(Data supplied):

::::::::

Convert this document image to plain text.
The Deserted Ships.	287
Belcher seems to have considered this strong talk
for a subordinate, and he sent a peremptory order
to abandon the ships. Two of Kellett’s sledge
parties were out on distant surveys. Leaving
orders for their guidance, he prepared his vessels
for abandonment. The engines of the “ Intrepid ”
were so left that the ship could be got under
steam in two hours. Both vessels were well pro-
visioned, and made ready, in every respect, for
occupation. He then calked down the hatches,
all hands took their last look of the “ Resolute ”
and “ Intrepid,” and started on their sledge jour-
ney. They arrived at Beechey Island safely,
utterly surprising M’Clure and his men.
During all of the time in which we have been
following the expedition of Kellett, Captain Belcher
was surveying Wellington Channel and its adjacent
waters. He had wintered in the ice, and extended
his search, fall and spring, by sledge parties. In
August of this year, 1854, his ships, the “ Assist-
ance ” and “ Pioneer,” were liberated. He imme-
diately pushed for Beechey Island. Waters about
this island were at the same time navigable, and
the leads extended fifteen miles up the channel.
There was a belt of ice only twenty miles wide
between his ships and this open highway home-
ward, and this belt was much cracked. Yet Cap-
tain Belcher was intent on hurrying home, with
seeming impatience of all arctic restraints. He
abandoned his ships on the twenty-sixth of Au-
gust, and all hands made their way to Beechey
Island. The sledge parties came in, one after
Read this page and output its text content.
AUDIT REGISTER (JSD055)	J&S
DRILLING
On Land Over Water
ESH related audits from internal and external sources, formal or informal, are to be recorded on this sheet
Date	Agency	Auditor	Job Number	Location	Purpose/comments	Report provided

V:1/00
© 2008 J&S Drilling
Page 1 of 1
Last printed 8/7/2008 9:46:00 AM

::::::::

(Directions for this task): Print the listing above in full, exactly as it is.

(Result for this exercise):
Convert this document image to plain text.
The Deserted Ships.	287
Belcher seems to have considered this strong talk
for a subordinate, and he sent a peremptory order
to abandon the ships. Two of Kellett’s sledge
parties were out on distant surveys. Leaving
orders for their guidance, he prepared his vessels
for abandonment. The engines of the “ Intrepid ”
were so left that the ship could be got under
steam in two hours. Both vessels were well pro-
visioned, and made ready, in every respect, for
occupation. He then calked down the hatches,
all hands took their last look of the “ Resolute ”
and “ Intrepid,” and started on their sledge jour-
ney. They arrived at Beechey Island safely,
utterly surprising M’Clure and his men.
During all of the time in which we have been
following the expedition of Kellett, Captain Belcher
was surveying Wellington Channel and its adjacent
waters. He had wintered in the ice, and extended
his search, fall and spring, by sledge parties. In
August of this year, 1854, his ships, the “ Assist-
ance ” and “ Pioneer,” were liberated. He imme-
diately pushed for Beechey Island. Waters about
this island were at the same time navigable, and
the leads extended fifteen miles up the channel.
There was a belt of ice only twenty miles wide
between his ships and this open highway home-
ward, and this belt was much cracked. Yet Cap-
tain Belcher was intent on hurrying home, with
seeming impatience of all arctic restraints. He
abandoned his ships on the twenty-sixth of Au-
gust, and all hands made their way to Beechey
Island. The sledge parties came in, one after
Read this page and output its text content.
AUDIT REGISTER (JSD055)	J&S
DRILLING
On Land Over Water
ESH related audits from internal and external sources, formal or informal, are to be recorded on this sheet
Date	Agency	Auditor	Job Number	Location	Purpose/comments	Report provided

V:1/00
© 2008 J&S Drilling
Page 1 of 1
Last printed 8/7/2008 9:46:00 AM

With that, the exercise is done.